Could you print all the entries exactly?

[Input data]:
..........
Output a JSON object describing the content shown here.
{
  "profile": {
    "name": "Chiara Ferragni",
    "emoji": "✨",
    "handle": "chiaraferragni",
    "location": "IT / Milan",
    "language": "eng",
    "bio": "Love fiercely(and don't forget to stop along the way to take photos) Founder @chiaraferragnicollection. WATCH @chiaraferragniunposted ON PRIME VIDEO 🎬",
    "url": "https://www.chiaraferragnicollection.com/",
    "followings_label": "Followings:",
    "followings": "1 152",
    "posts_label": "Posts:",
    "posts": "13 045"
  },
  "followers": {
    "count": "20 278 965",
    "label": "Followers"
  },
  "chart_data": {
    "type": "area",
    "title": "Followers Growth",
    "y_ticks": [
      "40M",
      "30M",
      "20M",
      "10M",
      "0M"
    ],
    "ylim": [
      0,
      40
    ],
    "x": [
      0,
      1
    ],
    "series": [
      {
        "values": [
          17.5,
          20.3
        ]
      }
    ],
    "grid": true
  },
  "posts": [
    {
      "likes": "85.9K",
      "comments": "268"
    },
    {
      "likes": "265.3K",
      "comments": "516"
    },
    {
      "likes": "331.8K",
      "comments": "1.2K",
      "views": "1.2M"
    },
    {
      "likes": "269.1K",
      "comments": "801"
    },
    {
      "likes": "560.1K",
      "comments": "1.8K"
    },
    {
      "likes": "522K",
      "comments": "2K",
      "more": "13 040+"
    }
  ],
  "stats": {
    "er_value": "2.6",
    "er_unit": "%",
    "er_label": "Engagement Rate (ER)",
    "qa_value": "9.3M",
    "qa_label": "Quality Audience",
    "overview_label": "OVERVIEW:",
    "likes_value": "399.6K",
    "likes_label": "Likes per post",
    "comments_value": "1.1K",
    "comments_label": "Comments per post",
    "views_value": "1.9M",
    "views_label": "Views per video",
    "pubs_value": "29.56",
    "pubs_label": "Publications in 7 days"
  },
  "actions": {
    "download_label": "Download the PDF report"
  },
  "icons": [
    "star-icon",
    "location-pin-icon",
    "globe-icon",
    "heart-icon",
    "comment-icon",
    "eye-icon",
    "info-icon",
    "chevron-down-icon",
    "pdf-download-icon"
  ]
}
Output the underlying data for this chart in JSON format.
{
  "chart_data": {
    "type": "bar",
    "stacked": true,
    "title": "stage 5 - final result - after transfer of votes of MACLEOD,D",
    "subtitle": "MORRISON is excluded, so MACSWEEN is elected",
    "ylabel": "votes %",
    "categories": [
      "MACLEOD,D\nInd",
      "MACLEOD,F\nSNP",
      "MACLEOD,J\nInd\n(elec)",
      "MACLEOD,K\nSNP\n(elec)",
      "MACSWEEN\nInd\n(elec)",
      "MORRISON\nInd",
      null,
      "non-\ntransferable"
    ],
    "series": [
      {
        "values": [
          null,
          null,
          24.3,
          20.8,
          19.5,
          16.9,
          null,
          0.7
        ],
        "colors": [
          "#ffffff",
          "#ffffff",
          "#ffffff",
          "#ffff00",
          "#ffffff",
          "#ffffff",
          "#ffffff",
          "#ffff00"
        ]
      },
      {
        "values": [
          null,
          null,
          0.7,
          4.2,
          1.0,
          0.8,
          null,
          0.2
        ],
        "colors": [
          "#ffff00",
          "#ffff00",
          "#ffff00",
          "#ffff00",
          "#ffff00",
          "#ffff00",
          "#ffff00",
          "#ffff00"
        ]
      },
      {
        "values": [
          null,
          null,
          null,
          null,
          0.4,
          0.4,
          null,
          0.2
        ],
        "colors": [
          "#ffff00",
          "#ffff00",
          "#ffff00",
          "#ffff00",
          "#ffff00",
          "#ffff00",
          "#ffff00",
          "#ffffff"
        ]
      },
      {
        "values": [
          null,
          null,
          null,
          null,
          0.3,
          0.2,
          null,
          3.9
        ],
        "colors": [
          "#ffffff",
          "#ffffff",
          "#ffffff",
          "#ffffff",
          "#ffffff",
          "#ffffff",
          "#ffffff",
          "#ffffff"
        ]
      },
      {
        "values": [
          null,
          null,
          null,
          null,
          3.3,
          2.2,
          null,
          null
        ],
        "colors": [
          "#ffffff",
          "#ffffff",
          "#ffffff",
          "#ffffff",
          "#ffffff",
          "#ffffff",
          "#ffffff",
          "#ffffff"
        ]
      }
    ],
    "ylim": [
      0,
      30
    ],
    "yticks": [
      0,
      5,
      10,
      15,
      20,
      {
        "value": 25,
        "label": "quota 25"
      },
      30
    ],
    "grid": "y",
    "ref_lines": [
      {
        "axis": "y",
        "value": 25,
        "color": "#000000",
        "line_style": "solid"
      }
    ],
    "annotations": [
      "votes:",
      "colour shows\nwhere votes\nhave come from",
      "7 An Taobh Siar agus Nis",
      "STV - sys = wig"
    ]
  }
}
..........
[Written answer]:
Output a JSON object describing the content shown here.
{
  "profile": {
    "name": "Chiara Ferragni",
    "emoji": "✨",
    "handle": "chiaraferragni",
    "location": "IT / Milan",
    "language": "eng",
    "bio": "Love fiercely(and don't forget to stop along the way to take photos) Founder @chiaraferragnicollection. WATCH @chiaraferragniunposted ON PRIME VIDEO 🎬",
    "url": "https://www.chiaraferragnicollection.com/",
    "followings_label": "Followings:",
    "followings": "1 152",
    "posts_label": "Posts:",
    "posts": "13 045"
  },
  "followers": {
    "count": "20 278 965",
    "label": "Followers"
  },
  "chart_data": {
    "type": "area",
    "title": "Followers Growth",
    "y_ticks": [
      "40M",
      "30M",
      "20M",
      "10M",
      "0M"
    ],
    "ylim": [
      0,
      40
    ],
    "x": [
      0,
      1
    ],
    "series": [
      {
        "values": [
          17.5,
          20.3
        ]
      }
    ],
    "grid": true
  },
  "posts": [
    {
      "likes": "85.9K",
      "comments": "268"
    },
    {
      "likes": "265.3K",
      "comments": "516"
    },
    {
      "likes": "331.8K",
      "comments": "1.2K",
      "views": "1.2M"
    },
    {
      "likes": "269.1K",
      "comments": "801"
    },
    {
      "likes": "560.1K",
      "comments": "1.8K"
    },
    {
      "likes": "522K",
      "comments": "2K",
      "more": "13 040+"
    }
  ],
  "stats": {
    "er_value": "2.6",
    "er_unit": "%",
    "er_label": "Engagement Rate (ER)",
    "qa_value": "9.3M",
    "qa_label": "Quality Audience",
    "overview_label": "OVERVIEW:",
    "likes_value": "399.6K",
    "likes_label": "Likes per post",
    "comments_value": "1.1K",
    "comments_label": "Comments per post",
    "views_value": "1.9M",
    "views_label": "Views per video",
    "pubs_value": "29.56",
    "pubs_label": "Publications in 7 days"
  },
  "actions": {
    "download_label": "Download the PDF report"
  },
  "icons": [
    "star-icon",
    "location-pin-icon",
    "globe-icon",
    "heart-icon",
    "comment-icon",
    "eye-icon",
    "info-icon",
    "chevron-down-icon",
    "pdf-download-icon"
  ]
}
Output the underlying data for this chart in JSON format.
{
  "chart_data": {
    "type": "bar",
    "stacked": true,
    "title": "stage 5 - final result - after transfer of votes of MACLEOD,D",
    "subtitle": "MORRISON is excluded, so MACSWEEN is elected",
    "ylabel": "votes %",
    "categories": [
      "MACLEOD,D\nInd",
      "MACLEOD,F\nSNP",
      "MACLEOD,J\nInd\n(elec)",
      "MACLEOD,K\nSNP\n(elec)",
      "MACSWEEN\nInd\n(elec)",
      "MORRISON\nInd",
      null,
      "non-\ntransferable"
    ],
    "series": [
      {
        "values": [
          null,
          null,
          24.3,
          20.8,
          19.5,
          16.9,
          null,
          0.7
        ],
        "colors": [
          "#ffffff",
          "#ffffff",
          "#ffffff",
          "#ffff00",
          "#ffffff",
          "#ffffff",
          "#ffffff",
          "#ffff00"
        ]
      },
      {
        "values": [
          null,
          null,
          0.7,
          4.2,
          1.0,
          0.8,
          null,
          0.2
        ],
        "colors": [
          "#ffff00",
          "#ffff00",
          "#ffff00",
          "#ffff00",
          "#ffff00",
          "#ffff00",
          "#ffff00",
          "#ffff00"
        ]
      },
      {
        "values": [
          null,
          null,
          null,
          null,
          0.4,
          0.4,
          null,
          0.2
        ],
        "colors": [
          "#ffff00",
          "#ffff00",
          "#ffff00",
          "#ffff00",
          "#ffff00",
          "#ffff00",
          "#ffff00",
          "#ffffff"
        ]
      },
      {
        "values": [
          null,
          null,
          null,
          null,
          0.3,
          0.2,
          null,
          3.9
        ],
        "colors": [
          "#ffffff",
          "#ffffff",
          "#ffffff",
          "#ffffff",
          "#ffffff",
          "#ffffff",
          "#ffffff",
          "#ffffff"
        ]
      },
      {
        "values": [
          null,
          null,
          null,
          null,
          3.3,
          2.2,
          null,
          null
        ],
        "colors": [
          "#ffffff",
          "#ffffff",
          "#ffffff",
          "#ffffff",
          "#ffffff",
          "#ffffff",
          "#ffffff",
          "#ffffff"
        ]
      }
    ],
    "ylim": [
      0,
      30
    ],
    "yticks": [
      0,
      5,
      10,
      15,
      20,
      {
        "value": 25,
        "label": "quota 25"
      },
      30
    ],
    "grid": "y",
    "ref_lines": [
      {
        "axis": "y",
        "value": 25,
        "color": "#000000",
        "line_style": "solid"
      }
    ],
    "annotations": [
      "votes:",
      "colour shows\nwhere votes\nhave come from",
      "7 An Taobh Siar agus Nis",
      "STV - sys = wig"
    ]
  }
}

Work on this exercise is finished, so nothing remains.